▶ **DIRECTIVE**
Go through the listing below and list every line with "代谢作用".

▶ **AVAILABLE RECORDS**
start

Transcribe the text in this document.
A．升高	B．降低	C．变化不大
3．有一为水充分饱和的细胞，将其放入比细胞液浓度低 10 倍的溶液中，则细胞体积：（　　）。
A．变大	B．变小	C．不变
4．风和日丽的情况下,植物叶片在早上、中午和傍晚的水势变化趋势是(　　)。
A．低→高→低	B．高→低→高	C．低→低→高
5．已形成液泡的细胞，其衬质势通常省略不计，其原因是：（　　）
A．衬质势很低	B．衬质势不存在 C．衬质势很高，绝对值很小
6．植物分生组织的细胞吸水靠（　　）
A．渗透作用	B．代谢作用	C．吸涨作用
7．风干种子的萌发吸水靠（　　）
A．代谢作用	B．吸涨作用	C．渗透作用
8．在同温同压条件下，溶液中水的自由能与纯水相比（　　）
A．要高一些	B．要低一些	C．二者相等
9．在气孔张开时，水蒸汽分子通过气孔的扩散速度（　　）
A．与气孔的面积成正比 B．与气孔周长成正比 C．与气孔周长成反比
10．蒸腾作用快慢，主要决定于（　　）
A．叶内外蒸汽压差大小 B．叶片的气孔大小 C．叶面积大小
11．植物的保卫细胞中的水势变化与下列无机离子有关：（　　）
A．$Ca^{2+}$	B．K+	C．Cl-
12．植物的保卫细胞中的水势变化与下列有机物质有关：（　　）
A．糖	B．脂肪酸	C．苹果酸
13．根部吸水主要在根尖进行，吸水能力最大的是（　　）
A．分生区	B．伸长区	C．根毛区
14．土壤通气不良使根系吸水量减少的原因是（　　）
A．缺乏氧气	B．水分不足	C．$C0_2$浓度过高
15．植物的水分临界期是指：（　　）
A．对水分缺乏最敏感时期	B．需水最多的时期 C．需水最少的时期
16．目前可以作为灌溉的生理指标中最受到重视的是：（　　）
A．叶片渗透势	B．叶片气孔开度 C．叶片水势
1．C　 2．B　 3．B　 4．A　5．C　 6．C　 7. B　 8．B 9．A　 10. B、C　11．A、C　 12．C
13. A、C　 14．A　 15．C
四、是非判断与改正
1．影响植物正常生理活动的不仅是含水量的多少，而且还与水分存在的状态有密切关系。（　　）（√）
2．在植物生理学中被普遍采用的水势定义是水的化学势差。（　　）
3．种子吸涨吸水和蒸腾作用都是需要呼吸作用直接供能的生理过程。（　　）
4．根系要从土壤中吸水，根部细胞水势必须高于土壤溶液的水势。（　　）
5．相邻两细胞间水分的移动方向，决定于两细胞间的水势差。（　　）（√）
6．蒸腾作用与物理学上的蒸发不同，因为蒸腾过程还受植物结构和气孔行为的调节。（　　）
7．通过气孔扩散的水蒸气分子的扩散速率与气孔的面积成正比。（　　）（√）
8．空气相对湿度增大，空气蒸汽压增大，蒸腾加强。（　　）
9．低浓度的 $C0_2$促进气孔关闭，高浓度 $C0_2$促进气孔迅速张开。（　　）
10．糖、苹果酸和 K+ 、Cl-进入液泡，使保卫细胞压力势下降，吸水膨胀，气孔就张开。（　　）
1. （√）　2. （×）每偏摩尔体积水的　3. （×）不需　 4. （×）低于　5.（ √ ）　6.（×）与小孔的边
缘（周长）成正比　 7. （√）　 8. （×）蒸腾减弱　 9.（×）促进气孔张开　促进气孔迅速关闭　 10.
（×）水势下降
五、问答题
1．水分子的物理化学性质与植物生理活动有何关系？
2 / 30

end

▶ **OUTPUT OF THE EXERCISE**
A．渗透作用	B．代谢作用	C．吸涨作用
A．代谢作用	B．吸涨作用	C．渗透作用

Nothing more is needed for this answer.